**Exercise requirements**
Comb the records below for the string "this" and copy each line where it turns up.

**Supplied material**
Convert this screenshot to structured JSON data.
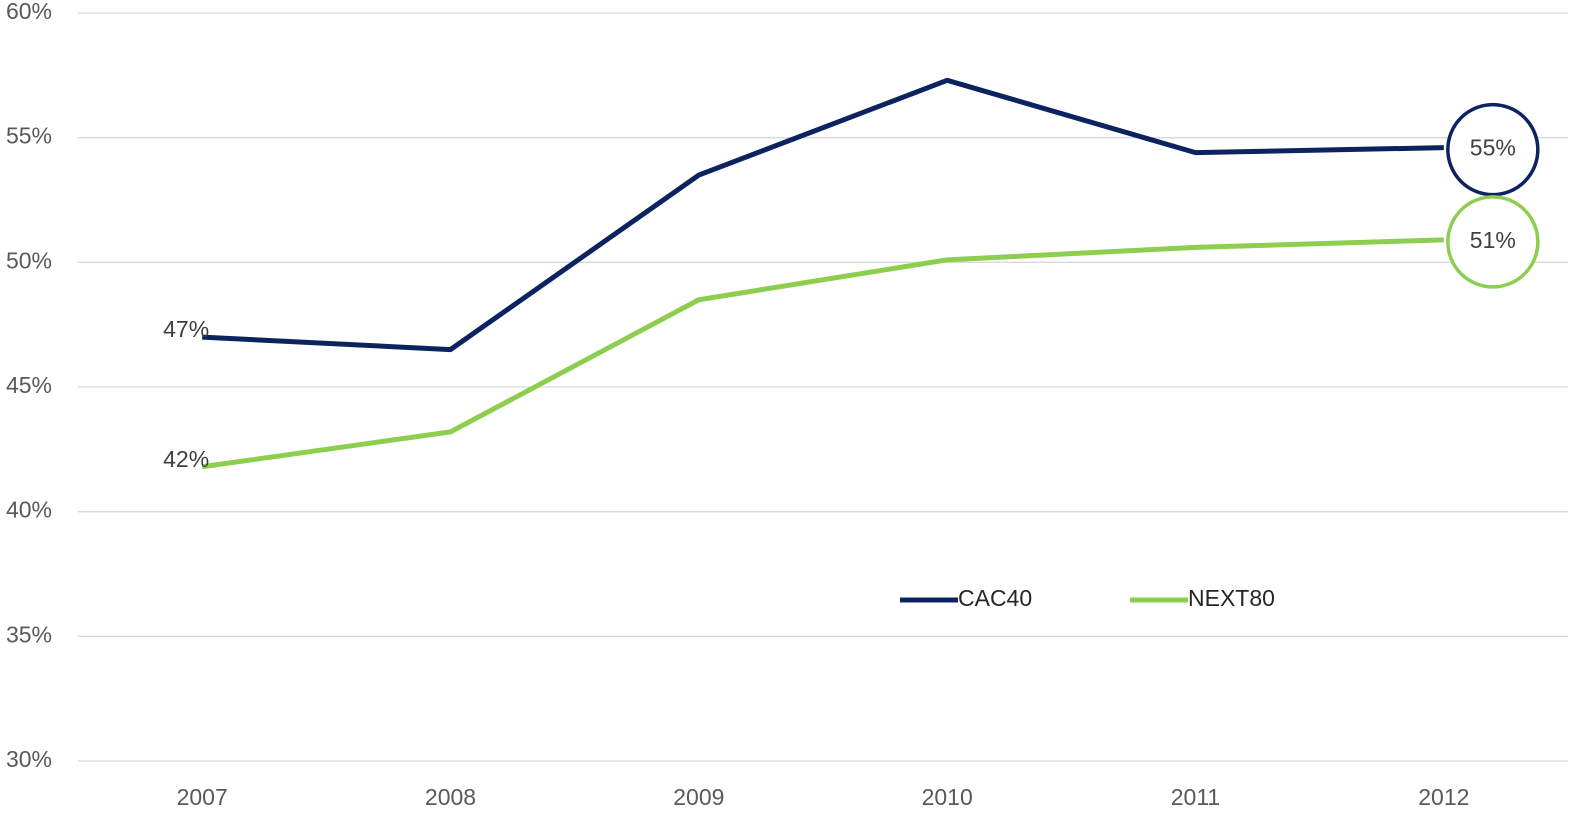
{
  "chart_data": {
    "type": "line",
    "categories": [
      "2007",
      "2008",
      "2009",
      "2010",
      "2011",
      "2012"
    ],
    "series": [
      {
        "name": "CAC40",
        "color": "#0d2360",
        "values": [
          47.0,
          46.5,
          53.5,
          57.3,
          54.4,
          54.6
        ],
        "value_labels": [
          "47%",
          null,
          null,
          null,
          null,
          "55%"
        ]
      },
      {
        "name": "NEXT80",
        "color": "#8dce4f",
        "values": [
          41.8,
          43.2,
          48.5,
          50.1,
          50.6,
          50.9
        ],
        "value_labels": [
          "42%",
          null,
          null,
          null,
          null,
          "51%"
        ]
      }
    ],
    "ylim": [
      30,
      60
    ],
    "yticks": [
      {
        "value": 30,
        "label": "30%"
      },
      {
        "value": 35,
        "label": "35%"
      },
      {
        "value": 40,
        "label": "40%"
      },
      {
        "value": 45,
        "label": "45%"
      },
      {
        "value": 50,
        "label": "50%"
      },
      {
        "value": 55,
        "label": "55%"
      },
      {
        "value": 60,
        "label": "60%"
      }
    ],
    "grid": true
  }
}
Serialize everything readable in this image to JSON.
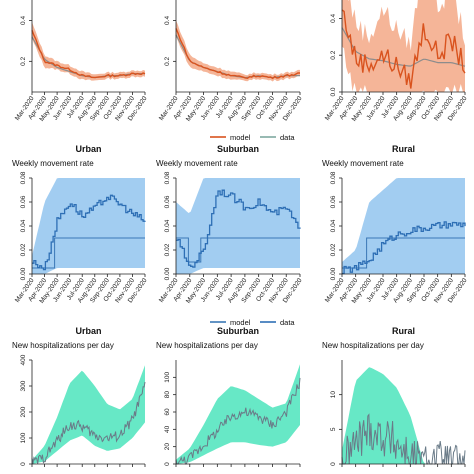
{
  "colors": {
    "model_orange": "#d9531e",
    "model_band_orange": "#f2a27e",
    "data_teal": "#7fa9a0",
    "data_gray": "#8c8c8c",
    "model_blue": "#2e6fb5",
    "model_band_blue": "#92c4ef",
    "data_steelblue": "#3b78b6",
    "hosp_band": "#67e8c6",
    "hosp_line": "#6a7b88"
  },
  "legends": {
    "row1": [
      {
        "label": "model",
        "color": "#d9531e"
      },
      {
        "label": "data",
        "color": "#7fa9a0"
      }
    ],
    "row2": [
      {
        "label": "model",
        "color": "#3b78b6"
      },
      {
        "label": "data",
        "color": "#2e6fb5"
      }
    ]
  },
  "chart_data": [
    {
      "type": "line",
      "panel": "row1-urban",
      "title": "",
      "subtitle": "",
      "xlabel": "",
      "ylabel": "",
      "x": [
        "Mar-2020",
        "Apr-2020",
        "May-2020",
        "Jun-2020",
        "Jul-2020",
        "Aug-2020",
        "Sep-2020",
        "Oct-2020",
        "Nov-2020",
        "Dec-2020"
      ],
      "ylim": [
        0.05,
        0.5
      ],
      "yticks": [
        "0.2",
        "0.4"
      ],
      "series": [
        {
          "name": "model",
          "values": [
            0.35,
            0.2,
            0.18,
            0.16,
            0.13,
            0.12,
            0.13,
            0.13,
            0.14,
            0.14
          ],
          "band": [
            0.04,
            0.03,
            0.02,
            0.02,
            0.02,
            0.015,
            0.015,
            0.015,
            0.015,
            0.015
          ]
        },
        {
          "name": "data",
          "values": [
            0.32,
            0.21,
            0.17,
            0.15,
            0.13,
            0.12,
            0.13,
            0.13,
            0.14,
            0.14
          ]
        }
      ]
    },
    {
      "type": "line",
      "panel": "row1-suburban",
      "title": "",
      "subtitle": "",
      "xlabel": "",
      "ylabel": "",
      "x": [
        "Mar-2020",
        "Apr-2020",
        "May-2020",
        "Jun-2020",
        "Jul-2020",
        "Aug-2020",
        "Sep-2020",
        "Oct-2020",
        "Nov-2020",
        "Dec-2020"
      ],
      "ylim": [
        0.05,
        0.5
      ],
      "yticks": [
        "0.2",
        "0.4"
      ],
      "series": [
        {
          "name": "model",
          "values": [
            0.36,
            0.2,
            0.17,
            0.15,
            0.13,
            0.12,
            0.13,
            0.12,
            0.13,
            0.14
          ],
          "band": [
            0.04,
            0.03,
            0.02,
            0.02,
            0.02,
            0.015,
            0.015,
            0.015,
            0.015,
            0.015
          ]
        },
        {
          "name": "data",
          "values": [
            0.33,
            0.2,
            0.17,
            0.15,
            0.13,
            0.12,
            0.13,
            0.12,
            0.13,
            0.13
          ]
        }
      ]
    },
    {
      "type": "line",
      "panel": "row1-rural",
      "title": "",
      "subtitle": "",
      "xlabel": "",
      "ylabel": "",
      "x": [
        "Mar-2020",
        "Apr-2020",
        "May-2020",
        "Jun-2020",
        "Jul-2020",
        "Aug-2020",
        "Sep-2020",
        "Oct-2020",
        "Nov-2020",
        "Dec-2020"
      ],
      "ylim": [
        0.0,
        0.5
      ],
      "yticks": [
        "0.0",
        "0.2",
        "0.4"
      ],
      "series": [
        {
          "name": "model",
          "values": [
            0.45,
            0.18,
            0.15,
            0.2,
            0.14,
            0.06,
            0.35,
            0.2,
            0.28,
            0.14
          ],
          "band": [
            0.08,
            0.08,
            0.06,
            0.1,
            0.08,
            0.08,
            0.15,
            0.1,
            0.12,
            0.06
          ]
        },
        {
          "name": "data",
          "values": [
            0.35,
            0.22,
            0.18,
            0.17,
            0.15,
            0.14,
            0.18,
            0.16,
            0.16,
            0.14
          ]
        }
      ]
    },
    {
      "type": "line",
      "panel": "row2-urban",
      "title": "Urban",
      "subtitle": "Weekly movement rate",
      "xlabel": "",
      "ylabel": "",
      "x": [
        "Mar-2020",
        "Apr-2020",
        "May-2020",
        "Jun-2020",
        "Jul-2020",
        "Aug-2020",
        "Sep-2020",
        "Oct-2020",
        "Nov-2020",
        "Dec-2020"
      ],
      "ylim": [
        0,
        0.08
      ],
      "yticks": [
        "0.00",
        "0.02",
        "0.04",
        "0.06",
        "0.08"
      ],
      "series": [
        {
          "name": "model",
          "values": [
            0.005,
            0.005,
            0.03,
            0.03,
            0.03,
            0.03,
            0.03,
            0.03,
            0.03,
            0.03
          ],
          "band_low": [
            0.0,
            0.0,
            0.005,
            0.005,
            0.005,
            0.005,
            0.005,
            0.005,
            0.005,
            0.005
          ],
          "band_high": [
            0.015,
            0.06,
            0.08,
            0.08,
            0.08,
            0.08,
            0.08,
            0.08,
            0.08,
            0.08
          ]
        },
        {
          "name": "data",
          "values": [
            0.01,
            0.005,
            0.045,
            0.06,
            0.048,
            0.055,
            0.065,
            0.058,
            0.05,
            0.044
          ]
        }
      ]
    },
    {
      "type": "line",
      "panel": "row2-suburban",
      "title": "Suburban",
      "subtitle": "Weekly movement rate",
      "xlabel": "",
      "ylabel": "",
      "x": [
        "Mar-2020",
        "Apr-2020",
        "May-2020",
        "Jun-2020",
        "Jul-2020",
        "Aug-2020",
        "Sep-2020",
        "Oct-2020",
        "Nov-2020",
        "Dec-2020"
      ],
      "ylim": [
        0,
        0.08
      ],
      "yticks": [
        "0.00",
        "0.02",
        "0.04",
        "0.06",
        "0.08"
      ],
      "series": [
        {
          "name": "model",
          "values": [
            0.03,
            0.01,
            0.03,
            0.03,
            0.03,
            0.03,
            0.03,
            0.03,
            0.03,
            0.03
          ],
          "band_low": [
            0.0,
            0.0,
            0.005,
            0.005,
            0.005,
            0.005,
            0.005,
            0.005,
            0.005,
            0.005
          ],
          "band_high": [
            0.06,
            0.05,
            0.08,
            0.08,
            0.08,
            0.08,
            0.08,
            0.08,
            0.08,
            0.08
          ]
        },
        {
          "name": "data",
          "values": [
            0.03,
            0.005,
            0.02,
            0.07,
            0.065,
            0.055,
            0.06,
            0.05,
            0.055,
            0.035
          ]
        }
      ]
    },
    {
      "type": "line",
      "panel": "row2-rural",
      "title": "Rural",
      "subtitle": "Weekly movement rate",
      "xlabel": "",
      "ylabel": "",
      "x": [
        "Mar-2020",
        "Apr-2020",
        "May-2020",
        "Jun-2020",
        "Jul-2020",
        "Aug-2020",
        "Sep-2020",
        "Oct-2020",
        "Nov-2020",
        "Dec-2020"
      ],
      "ylim": [
        0,
        0.08
      ],
      "yticks": [
        "0.00",
        "0.02",
        "0.04",
        "0.06",
        "0.08"
      ],
      "series": [
        {
          "name": "model",
          "values": [
            0.005,
            0.005,
            0.03,
            0.03,
            0.03,
            0.03,
            0.03,
            0.03,
            0.03,
            0.03
          ],
          "band_low": [
            0.0,
            0.0,
            0.0,
            0.0,
            0.0,
            0.0,
            0.0,
            0.0,
            0.0,
            0.0
          ],
          "band_high": [
            0.01,
            0.02,
            0.06,
            0.07,
            0.08,
            0.08,
            0.08,
            0.08,
            0.08,
            0.08
          ]
        },
        {
          "name": "data",
          "values": [
            0.003,
            0.005,
            0.012,
            0.025,
            0.033,
            0.036,
            0.038,
            0.04,
            0.041,
            0.041
          ]
        }
      ]
    },
    {
      "type": "area",
      "panel": "row3-urban",
      "title": "Urban",
      "subtitle": "New hospitalizations per day",
      "xlabel": "",
      "ylabel": "",
      "ylim": [
        0,
        400
      ],
      "yticks": [
        "0",
        "100",
        "200",
        "300",
        "400"
      ],
      "series": [
        {
          "name": "model",
          "values": [
            5,
            30,
            110,
            200,
            210,
            150,
            120,
            140,
            200,
            330
          ],
          "band_low": [
            0,
            10,
            50,
            90,
            110,
            70,
            50,
            60,
            100,
            160
          ],
          "band_high": [
            15,
            70,
            180,
            310,
            360,
            300,
            230,
            210,
            250,
            380
          ]
        },
        {
          "name": "data",
          "values": [
            5,
            25,
            90,
            150,
            145,
            110,
            100,
            110,
            170,
            300
          ]
        }
      ]
    },
    {
      "type": "area",
      "panel": "row3-suburban",
      "title": "Suburban",
      "subtitle": "New hospitalizations per day",
      "xlabel": "",
      "ylabel": "",
      "ylim": [
        0,
        120
      ],
      "yticks": [
        "0",
        "20",
        "40",
        "60",
        "80",
        "100"
      ],
      "series": [
        {
          "name": "model",
          "values": [
            1,
            8,
            25,
            40,
            55,
            55,
            50,
            45,
            55,
            95
          ],
          "band_low": [
            0,
            2,
            10,
            18,
            25,
            25,
            22,
            20,
            25,
            45
          ],
          "band_high": [
            5,
            18,
            45,
            75,
            90,
            85,
            75,
            65,
            70,
            115
          ]
        },
        {
          "name": "data",
          "values": [
            1,
            7,
            22,
            38,
            55,
            60,
            55,
            45,
            60,
            95
          ]
        }
      ]
    },
    {
      "type": "area",
      "panel": "row3-rural",
      "title": "Rural",
      "subtitle": "New hospitalizations per day",
      "xlabel": "",
      "ylabel": "",
      "ylim": [
        0,
        15
      ],
      "yticks": [
        "0",
        "5",
        "10"
      ],
      "series": [
        {
          "name": "model",
          "values": [
            0,
            4,
            6,
            5,
            4,
            2,
            0,
            0,
            0,
            0
          ],
          "band_low": [
            0,
            0,
            0,
            0,
            0,
            0,
            0,
            0,
            0,
            0
          ],
          "band_high": [
            2,
            12,
            14,
            13,
            11,
            7,
            0,
            0,
            0,
            0
          ]
        },
        {
          "name": "data",
          "values": [
            0,
            3,
            5,
            4,
            3,
            1,
            0,
            0.5,
            0,
            0
          ]
        }
      ]
    }
  ]
}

**Problem solution**
Convert this screenshot to structured JSON data.
Serialize everything readable in this image to JSON.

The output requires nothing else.